What is needed
Copy every line of the items below without changing anything.

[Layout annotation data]
* begin *

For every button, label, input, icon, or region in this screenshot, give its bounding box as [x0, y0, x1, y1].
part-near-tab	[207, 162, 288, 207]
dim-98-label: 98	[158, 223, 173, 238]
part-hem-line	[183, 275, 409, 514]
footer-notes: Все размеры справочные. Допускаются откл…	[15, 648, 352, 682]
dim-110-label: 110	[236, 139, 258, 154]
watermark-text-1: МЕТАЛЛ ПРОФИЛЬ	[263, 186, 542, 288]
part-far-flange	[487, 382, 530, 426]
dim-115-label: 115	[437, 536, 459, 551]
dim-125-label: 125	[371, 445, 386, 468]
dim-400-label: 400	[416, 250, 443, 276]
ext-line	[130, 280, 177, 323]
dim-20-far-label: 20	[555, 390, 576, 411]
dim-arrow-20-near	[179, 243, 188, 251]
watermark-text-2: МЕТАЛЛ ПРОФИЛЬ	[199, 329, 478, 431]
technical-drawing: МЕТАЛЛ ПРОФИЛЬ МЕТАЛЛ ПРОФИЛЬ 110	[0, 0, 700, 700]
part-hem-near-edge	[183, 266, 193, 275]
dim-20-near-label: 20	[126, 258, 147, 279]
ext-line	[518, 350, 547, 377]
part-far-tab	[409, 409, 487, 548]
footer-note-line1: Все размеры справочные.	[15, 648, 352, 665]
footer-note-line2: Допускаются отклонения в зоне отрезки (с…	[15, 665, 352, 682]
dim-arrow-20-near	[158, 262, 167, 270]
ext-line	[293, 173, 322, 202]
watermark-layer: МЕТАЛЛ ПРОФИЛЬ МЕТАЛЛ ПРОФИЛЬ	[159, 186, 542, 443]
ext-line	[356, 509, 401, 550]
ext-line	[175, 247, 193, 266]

* end *

Result of this task
For every button, label, input, icon, or region in this screenshot, give its bounding box as [x0, y0, x1, y1].
part-near-tab	[207, 162, 288, 207]
dim-98-label: 98	[158, 223, 173, 238]
part-hem-line	[183, 275, 409, 514]
footer-notes: Все размеры справочные. Допускаются откл…	[15, 648, 352, 682]
dim-110-label: 110	[236, 139, 258, 154]
watermark-text-1: МЕТАЛЛ ПРОФИЛЬ	[263, 186, 542, 288]
part-far-flange	[487, 382, 530, 426]
dim-115-label: 115	[437, 536, 459, 551]
dim-125-label: 125	[371, 445, 386, 468]
dim-400-label: 400	[416, 250, 443, 276]
ext-line	[130, 280, 177, 323]
dim-20-far-label: 20	[555, 390, 576, 411]
dim-arrow-20-near	[179, 243, 188, 251]
watermark-text-2: МЕТАЛЛ ПРОФИЛЬ	[199, 329, 478, 431]
technical-drawing: МЕТАЛЛ ПРОФИЛЬ МЕТАЛЛ ПРОФИЛЬ 110	[0, 0, 700, 700]
part-hem-near-edge	[183, 266, 193, 275]
dim-20-near-label: 20	[126, 258, 147, 279]
ext-line	[518, 350, 547, 377]
part-far-tab	[409, 409, 487, 548]
footer-note-line1: Все размеры справочные.	[15, 648, 352, 665]
footer-note-line2: Допускаются отклонения в зоне отрезки (с…	[15, 665, 352, 682]
dim-arrow-20-near	[158, 262, 167, 270]
ext-line	[293, 173, 322, 202]
watermark-layer: МЕТАЛЛ ПРОФИЛЬ МЕТАЛЛ ПРОФИЛЬ	[159, 186, 542, 443]
ext-line	[356, 509, 401, 550]
ext-line	[175, 247, 193, 266]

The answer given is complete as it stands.